*Raw records:*
====================
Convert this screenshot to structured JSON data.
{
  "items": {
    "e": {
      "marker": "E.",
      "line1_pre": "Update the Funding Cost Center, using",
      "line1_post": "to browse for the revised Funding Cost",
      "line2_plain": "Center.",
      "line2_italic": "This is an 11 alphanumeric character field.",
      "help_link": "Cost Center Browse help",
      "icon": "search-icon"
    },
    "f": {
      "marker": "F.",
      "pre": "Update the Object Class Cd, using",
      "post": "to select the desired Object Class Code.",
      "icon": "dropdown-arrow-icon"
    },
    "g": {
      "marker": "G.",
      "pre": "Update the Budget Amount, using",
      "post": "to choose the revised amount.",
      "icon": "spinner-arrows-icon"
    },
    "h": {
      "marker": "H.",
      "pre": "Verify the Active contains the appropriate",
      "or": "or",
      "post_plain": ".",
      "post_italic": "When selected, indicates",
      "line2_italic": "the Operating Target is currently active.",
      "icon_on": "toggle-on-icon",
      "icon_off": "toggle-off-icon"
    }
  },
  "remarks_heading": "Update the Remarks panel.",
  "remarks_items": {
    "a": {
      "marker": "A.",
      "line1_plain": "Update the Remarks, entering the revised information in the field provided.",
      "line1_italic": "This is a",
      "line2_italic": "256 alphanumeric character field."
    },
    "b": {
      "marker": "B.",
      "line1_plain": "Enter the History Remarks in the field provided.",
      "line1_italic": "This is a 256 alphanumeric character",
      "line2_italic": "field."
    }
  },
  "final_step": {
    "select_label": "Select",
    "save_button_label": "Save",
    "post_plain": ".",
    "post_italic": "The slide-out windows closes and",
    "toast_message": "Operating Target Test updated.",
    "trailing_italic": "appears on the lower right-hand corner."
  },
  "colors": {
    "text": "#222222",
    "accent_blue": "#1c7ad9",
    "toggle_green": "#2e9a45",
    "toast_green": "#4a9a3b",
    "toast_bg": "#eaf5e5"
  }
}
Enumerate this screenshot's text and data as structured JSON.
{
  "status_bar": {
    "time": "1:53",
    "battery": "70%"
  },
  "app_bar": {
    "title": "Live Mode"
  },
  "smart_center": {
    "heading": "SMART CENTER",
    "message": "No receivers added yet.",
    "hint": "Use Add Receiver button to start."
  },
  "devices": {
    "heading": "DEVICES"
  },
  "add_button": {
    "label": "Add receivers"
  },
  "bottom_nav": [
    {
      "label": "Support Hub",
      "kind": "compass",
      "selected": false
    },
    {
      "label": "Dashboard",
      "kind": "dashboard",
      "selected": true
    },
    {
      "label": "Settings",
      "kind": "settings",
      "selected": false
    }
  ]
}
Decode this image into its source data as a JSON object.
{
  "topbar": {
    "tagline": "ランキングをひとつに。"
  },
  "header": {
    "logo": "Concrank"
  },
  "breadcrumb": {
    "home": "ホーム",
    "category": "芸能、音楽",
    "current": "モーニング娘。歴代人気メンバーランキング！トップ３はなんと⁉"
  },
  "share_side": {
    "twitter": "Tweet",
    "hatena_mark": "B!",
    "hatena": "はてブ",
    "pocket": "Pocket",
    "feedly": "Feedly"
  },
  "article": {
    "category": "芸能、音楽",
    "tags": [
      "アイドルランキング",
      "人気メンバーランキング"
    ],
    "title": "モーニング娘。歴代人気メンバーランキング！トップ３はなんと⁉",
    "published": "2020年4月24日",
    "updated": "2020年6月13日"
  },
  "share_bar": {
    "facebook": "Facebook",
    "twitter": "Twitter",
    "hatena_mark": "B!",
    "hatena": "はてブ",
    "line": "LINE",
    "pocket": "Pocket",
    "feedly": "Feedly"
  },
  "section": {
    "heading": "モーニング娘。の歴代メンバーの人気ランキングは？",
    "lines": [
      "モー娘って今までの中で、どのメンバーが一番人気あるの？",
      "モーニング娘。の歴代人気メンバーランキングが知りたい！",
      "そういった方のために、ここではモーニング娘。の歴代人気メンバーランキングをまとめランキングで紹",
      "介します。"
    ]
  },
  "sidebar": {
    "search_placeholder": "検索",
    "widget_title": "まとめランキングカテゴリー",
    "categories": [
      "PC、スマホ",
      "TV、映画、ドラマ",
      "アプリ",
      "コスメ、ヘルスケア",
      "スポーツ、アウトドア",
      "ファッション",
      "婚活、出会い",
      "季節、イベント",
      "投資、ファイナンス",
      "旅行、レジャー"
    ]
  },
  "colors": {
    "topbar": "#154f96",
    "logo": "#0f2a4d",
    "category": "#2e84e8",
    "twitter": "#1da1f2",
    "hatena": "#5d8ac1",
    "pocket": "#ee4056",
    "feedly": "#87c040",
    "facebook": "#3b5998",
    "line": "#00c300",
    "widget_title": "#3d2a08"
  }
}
====================
Isolate the lines above that contain the word "updated" and copy them.

    "toast_message": "Operating Target Test updated.",
    "updated": "2020年6月13日"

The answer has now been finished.